• [WHAT THIS TASK INVOLVES]: Search the records for the word "isothermisches" and pick out every line that has it.
● ● ● ● ● ● ●
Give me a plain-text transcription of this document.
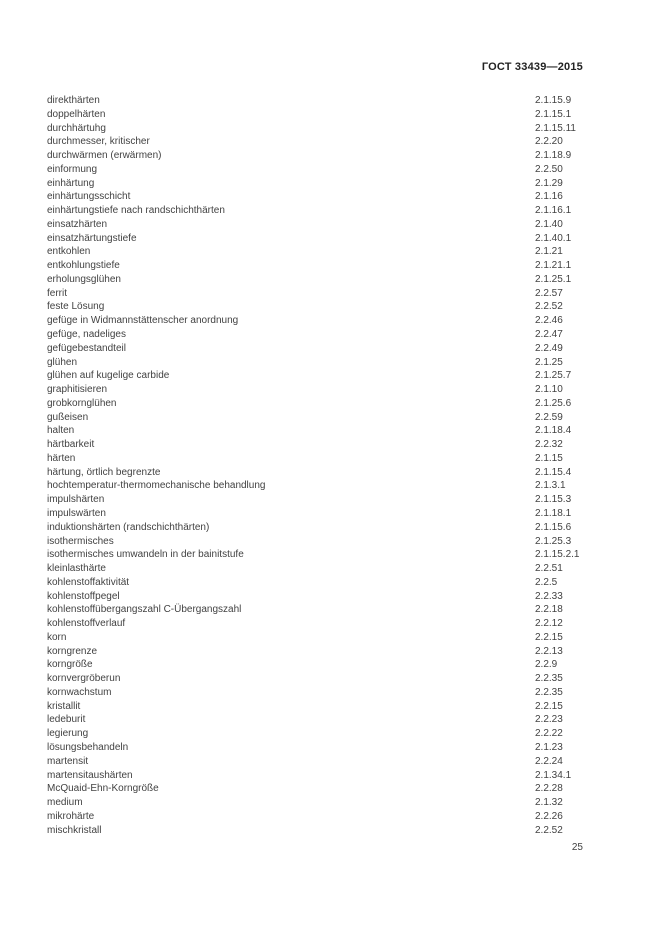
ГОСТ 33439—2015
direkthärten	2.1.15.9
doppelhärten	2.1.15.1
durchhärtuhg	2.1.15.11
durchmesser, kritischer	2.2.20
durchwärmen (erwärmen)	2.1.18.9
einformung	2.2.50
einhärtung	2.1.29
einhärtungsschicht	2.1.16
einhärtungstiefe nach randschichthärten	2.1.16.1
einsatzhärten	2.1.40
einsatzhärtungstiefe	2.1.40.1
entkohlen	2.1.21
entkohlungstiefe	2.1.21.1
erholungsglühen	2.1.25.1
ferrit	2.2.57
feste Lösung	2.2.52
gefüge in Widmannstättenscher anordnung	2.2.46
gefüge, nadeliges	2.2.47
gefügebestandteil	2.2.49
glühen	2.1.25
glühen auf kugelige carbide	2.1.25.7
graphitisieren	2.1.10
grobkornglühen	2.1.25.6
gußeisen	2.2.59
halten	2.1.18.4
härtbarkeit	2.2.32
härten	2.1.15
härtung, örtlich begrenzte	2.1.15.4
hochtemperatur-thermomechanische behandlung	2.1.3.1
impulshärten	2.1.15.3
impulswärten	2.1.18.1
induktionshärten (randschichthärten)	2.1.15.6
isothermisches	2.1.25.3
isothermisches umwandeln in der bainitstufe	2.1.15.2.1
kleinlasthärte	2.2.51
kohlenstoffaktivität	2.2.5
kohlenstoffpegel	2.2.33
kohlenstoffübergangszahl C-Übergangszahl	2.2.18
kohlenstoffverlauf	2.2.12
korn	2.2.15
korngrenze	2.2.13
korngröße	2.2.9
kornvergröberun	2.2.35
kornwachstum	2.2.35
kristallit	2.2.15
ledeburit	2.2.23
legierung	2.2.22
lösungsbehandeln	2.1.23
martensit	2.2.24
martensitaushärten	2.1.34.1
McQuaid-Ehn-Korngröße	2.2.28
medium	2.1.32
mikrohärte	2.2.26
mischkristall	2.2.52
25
● ● ● ● ● ● ●
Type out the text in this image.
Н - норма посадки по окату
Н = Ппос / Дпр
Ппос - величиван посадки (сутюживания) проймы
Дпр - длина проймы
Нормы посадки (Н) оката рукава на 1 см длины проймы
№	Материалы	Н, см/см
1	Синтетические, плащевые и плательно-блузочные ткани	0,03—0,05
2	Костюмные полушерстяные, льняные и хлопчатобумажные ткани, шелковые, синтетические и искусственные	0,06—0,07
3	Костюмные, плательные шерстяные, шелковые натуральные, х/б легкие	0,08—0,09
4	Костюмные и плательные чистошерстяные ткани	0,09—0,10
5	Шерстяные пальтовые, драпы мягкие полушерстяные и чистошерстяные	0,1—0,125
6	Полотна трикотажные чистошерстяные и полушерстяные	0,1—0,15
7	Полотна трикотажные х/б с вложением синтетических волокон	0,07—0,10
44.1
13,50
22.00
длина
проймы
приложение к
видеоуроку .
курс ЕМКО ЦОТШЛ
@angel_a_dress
● ● ● ● ● ● ●
• [TASK RESPONSE]:
isothermisches	2.1.25.3
isothermisches umwandeln in der bainitstufe	2.1.15.2.1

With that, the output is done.